**The problem**:
Could you copy out the listing below word for word, starting at its very first line and ending at the line that contains "Text: 30507: 30507 xyxy=(203,134,229,143)", with both of those lines included?

begin Given entries

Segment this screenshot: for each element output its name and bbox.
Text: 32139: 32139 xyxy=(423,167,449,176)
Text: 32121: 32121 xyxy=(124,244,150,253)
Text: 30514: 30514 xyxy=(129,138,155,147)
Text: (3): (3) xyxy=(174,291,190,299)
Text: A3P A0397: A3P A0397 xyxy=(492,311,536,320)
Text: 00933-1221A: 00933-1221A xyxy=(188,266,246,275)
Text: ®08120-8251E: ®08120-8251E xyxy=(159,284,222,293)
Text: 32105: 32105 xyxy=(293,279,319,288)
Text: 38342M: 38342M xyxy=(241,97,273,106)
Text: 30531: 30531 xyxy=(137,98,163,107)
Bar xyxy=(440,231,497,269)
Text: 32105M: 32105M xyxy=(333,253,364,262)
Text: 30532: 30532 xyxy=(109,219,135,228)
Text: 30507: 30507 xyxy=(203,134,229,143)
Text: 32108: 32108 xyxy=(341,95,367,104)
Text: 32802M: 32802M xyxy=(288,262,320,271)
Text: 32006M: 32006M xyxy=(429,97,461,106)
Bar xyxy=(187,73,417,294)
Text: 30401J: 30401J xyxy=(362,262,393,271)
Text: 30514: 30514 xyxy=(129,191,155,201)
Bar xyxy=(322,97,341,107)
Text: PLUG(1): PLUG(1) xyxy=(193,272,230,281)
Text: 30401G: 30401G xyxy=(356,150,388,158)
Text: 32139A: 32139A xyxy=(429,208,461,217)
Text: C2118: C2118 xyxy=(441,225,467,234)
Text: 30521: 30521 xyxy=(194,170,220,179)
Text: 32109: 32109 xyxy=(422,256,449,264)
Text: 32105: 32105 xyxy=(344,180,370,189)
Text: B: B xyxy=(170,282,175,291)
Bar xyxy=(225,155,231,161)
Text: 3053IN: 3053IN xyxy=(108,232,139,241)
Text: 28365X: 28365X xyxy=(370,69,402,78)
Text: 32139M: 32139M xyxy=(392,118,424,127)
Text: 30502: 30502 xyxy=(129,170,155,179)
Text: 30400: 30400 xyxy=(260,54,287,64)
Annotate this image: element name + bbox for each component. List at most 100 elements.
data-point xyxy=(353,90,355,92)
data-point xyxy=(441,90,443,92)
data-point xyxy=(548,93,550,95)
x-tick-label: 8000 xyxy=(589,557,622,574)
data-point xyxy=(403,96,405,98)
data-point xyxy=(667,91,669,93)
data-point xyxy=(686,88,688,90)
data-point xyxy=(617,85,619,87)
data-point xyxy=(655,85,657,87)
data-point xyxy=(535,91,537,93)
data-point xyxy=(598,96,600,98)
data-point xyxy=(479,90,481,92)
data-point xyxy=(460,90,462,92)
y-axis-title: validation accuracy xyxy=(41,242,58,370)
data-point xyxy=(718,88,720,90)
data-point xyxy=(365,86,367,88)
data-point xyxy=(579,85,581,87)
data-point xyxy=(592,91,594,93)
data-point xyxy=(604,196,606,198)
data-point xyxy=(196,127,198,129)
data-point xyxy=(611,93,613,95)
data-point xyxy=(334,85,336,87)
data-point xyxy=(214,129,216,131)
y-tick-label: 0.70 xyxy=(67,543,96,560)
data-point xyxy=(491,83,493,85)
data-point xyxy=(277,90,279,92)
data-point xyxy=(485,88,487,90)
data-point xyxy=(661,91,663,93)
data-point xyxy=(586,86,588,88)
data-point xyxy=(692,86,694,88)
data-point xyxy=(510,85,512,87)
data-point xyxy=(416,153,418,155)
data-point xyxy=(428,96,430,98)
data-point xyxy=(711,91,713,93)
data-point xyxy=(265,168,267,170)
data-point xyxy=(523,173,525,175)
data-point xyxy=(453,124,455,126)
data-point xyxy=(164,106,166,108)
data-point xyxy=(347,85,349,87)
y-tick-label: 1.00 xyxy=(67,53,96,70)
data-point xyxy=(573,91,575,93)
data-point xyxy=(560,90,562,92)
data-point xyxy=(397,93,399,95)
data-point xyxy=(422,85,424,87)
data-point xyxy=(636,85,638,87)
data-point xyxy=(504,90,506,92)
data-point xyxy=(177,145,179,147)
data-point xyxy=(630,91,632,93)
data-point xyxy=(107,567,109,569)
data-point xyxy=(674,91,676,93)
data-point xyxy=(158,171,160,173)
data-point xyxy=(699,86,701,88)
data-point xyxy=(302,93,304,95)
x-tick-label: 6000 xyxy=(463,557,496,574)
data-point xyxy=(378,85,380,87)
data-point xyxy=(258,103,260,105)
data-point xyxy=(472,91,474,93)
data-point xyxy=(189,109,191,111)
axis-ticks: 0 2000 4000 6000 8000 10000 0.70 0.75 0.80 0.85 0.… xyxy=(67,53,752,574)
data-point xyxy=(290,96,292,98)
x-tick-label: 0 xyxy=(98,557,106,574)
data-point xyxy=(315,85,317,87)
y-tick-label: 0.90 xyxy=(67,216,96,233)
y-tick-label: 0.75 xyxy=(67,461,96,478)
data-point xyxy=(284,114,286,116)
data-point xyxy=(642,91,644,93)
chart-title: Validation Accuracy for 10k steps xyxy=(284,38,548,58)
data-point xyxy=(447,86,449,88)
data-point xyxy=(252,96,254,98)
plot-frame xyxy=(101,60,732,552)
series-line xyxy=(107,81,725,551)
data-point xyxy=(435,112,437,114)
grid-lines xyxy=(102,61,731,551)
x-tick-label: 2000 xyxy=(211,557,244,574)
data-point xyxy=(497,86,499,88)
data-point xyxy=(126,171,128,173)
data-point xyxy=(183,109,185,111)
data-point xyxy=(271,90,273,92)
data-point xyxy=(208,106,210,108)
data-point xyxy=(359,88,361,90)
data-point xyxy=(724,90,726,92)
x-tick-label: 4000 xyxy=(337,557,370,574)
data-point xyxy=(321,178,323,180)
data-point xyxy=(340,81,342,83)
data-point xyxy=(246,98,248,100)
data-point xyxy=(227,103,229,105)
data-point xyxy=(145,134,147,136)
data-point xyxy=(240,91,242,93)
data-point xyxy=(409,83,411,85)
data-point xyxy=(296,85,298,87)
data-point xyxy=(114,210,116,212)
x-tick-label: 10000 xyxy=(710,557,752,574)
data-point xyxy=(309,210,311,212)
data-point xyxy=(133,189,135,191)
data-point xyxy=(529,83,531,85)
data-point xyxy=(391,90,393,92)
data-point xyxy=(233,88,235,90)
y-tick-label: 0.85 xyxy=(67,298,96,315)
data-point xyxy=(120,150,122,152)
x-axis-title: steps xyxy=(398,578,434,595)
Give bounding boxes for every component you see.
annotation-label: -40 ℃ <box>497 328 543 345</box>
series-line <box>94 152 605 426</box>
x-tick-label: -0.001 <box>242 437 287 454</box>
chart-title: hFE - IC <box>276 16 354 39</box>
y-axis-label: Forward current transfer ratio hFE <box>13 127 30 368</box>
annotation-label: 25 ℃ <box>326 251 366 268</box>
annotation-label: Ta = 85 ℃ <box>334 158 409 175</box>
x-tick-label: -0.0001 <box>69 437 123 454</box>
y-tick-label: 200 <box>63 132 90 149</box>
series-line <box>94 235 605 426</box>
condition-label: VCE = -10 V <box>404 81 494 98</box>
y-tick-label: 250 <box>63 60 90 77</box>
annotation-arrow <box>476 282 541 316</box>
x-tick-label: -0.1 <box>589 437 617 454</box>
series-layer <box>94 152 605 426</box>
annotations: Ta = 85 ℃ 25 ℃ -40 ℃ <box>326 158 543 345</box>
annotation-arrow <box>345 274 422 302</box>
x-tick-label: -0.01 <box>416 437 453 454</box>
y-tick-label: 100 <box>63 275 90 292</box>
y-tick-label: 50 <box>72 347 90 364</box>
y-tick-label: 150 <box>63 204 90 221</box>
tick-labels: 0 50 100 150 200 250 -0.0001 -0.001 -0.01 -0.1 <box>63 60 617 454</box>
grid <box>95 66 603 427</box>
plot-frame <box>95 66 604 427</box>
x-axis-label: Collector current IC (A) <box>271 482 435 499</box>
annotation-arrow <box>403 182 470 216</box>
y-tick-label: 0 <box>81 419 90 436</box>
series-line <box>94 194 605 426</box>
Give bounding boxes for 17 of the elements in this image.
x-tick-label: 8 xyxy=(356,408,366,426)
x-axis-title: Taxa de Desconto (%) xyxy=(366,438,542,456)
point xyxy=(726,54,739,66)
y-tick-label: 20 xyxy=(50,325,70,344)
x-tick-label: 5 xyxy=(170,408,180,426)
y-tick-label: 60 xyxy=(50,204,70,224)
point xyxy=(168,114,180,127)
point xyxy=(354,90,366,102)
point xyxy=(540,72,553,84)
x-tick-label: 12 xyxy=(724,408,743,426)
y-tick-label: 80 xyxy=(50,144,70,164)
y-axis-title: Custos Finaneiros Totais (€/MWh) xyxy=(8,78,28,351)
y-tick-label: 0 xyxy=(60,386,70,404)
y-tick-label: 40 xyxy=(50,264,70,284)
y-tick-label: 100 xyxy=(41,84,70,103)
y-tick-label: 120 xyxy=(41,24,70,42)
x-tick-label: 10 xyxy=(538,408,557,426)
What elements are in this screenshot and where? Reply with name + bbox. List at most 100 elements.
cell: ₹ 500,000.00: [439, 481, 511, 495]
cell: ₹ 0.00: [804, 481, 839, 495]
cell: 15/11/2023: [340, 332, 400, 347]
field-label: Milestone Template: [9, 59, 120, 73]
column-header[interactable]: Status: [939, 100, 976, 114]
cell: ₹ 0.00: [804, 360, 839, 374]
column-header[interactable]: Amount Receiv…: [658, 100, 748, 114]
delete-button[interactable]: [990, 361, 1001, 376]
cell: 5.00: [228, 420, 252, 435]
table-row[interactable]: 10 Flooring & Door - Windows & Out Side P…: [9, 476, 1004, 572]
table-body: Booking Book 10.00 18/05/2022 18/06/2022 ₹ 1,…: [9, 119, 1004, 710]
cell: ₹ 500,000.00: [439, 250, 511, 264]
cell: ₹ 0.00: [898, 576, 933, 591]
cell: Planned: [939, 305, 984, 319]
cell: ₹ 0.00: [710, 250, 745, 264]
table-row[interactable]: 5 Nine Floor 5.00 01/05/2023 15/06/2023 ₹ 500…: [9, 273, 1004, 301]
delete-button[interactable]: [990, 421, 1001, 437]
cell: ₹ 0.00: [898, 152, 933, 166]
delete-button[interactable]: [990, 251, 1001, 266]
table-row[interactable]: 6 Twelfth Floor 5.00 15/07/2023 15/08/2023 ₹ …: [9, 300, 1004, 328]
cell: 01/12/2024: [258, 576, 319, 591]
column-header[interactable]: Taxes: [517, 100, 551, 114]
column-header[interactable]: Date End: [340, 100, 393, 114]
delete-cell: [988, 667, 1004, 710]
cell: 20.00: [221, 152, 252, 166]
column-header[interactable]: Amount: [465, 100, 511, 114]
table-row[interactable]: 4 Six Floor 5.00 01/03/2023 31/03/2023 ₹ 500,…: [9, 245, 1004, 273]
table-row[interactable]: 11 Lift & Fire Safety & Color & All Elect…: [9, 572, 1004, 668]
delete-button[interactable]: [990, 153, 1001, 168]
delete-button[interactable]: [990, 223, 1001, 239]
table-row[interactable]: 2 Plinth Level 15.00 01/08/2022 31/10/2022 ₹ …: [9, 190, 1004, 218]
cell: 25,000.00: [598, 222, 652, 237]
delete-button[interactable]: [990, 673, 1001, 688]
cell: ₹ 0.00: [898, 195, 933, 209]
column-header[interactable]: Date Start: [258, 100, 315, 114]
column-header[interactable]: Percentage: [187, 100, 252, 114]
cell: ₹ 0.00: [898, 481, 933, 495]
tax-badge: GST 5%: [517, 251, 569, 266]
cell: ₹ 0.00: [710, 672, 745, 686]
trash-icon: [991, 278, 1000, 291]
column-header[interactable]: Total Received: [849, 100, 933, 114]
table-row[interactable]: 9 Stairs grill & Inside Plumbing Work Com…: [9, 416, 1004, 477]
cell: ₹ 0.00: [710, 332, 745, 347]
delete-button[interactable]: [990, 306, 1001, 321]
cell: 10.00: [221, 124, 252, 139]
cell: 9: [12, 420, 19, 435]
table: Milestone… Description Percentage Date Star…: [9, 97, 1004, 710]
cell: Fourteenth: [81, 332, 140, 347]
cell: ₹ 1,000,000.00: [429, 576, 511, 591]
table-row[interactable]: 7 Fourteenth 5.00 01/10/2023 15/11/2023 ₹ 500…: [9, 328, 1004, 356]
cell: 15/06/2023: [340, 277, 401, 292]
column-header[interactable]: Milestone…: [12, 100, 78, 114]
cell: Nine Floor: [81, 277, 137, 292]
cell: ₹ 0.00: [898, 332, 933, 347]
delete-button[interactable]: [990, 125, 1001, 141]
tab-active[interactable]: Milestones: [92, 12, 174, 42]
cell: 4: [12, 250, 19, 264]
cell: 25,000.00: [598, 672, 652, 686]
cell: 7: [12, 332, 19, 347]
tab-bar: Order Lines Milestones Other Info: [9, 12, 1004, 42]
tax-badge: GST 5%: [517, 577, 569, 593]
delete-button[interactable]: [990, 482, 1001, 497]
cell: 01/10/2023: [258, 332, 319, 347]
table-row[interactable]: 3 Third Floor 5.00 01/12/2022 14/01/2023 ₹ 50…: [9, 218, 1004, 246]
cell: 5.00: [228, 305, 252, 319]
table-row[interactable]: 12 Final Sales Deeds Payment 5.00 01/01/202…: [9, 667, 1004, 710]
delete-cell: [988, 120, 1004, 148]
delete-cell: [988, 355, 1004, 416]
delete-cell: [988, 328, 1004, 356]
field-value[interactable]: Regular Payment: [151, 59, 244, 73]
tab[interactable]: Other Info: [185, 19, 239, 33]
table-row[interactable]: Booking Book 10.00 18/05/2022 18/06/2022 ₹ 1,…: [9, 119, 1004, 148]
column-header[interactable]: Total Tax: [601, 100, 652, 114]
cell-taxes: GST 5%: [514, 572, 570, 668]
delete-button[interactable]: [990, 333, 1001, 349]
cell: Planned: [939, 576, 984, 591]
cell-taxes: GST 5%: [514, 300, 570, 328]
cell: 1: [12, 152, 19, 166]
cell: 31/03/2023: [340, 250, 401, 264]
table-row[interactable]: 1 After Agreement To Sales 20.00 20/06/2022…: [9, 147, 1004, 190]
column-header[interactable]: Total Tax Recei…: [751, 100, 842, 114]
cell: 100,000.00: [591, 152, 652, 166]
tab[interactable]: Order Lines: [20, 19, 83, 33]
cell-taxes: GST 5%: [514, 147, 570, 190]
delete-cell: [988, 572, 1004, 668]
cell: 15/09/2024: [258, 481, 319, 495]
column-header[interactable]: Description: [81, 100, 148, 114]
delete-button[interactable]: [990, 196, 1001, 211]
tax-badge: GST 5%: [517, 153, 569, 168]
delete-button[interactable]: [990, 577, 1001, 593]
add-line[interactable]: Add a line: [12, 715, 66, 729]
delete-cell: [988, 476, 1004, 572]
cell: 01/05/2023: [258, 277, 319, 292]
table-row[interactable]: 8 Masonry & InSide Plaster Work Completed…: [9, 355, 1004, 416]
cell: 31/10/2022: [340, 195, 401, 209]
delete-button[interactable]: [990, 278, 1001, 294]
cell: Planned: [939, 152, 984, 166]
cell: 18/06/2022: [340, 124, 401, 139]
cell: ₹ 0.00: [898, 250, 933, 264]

end Given entries

**Task result**:
Segment this screenshot: for each element output its name and bbox.
Text: 32139: 32139 xyxy=(423,167,449,176)
Text: 32121: 32121 xyxy=(124,244,150,253)
Text: 30514: 30514 xyxy=(129,138,155,147)
Text: (3): (3) xyxy=(174,291,190,299)
Text: A3P A0397: A3P A0397 xyxy=(492,311,536,320)
Text: 00933-1221A: 00933-1221A xyxy=(188,266,246,275)
Text: ®08120-8251E: ®08120-8251E xyxy=(159,284,222,293)
Text: 32105: 32105 xyxy=(293,279,319,288)
Text: 38342M: 38342M xyxy=(241,97,273,106)
Text: 30531: 30531 xyxy=(137,98,163,107)
Bar xyxy=(440,231,497,269)
Text: 32105M: 32105M xyxy=(333,253,364,262)
Text: 30532: 30532 xyxy=(109,219,135,228)
Text: 30507: 30507 xyxy=(203,134,229,143)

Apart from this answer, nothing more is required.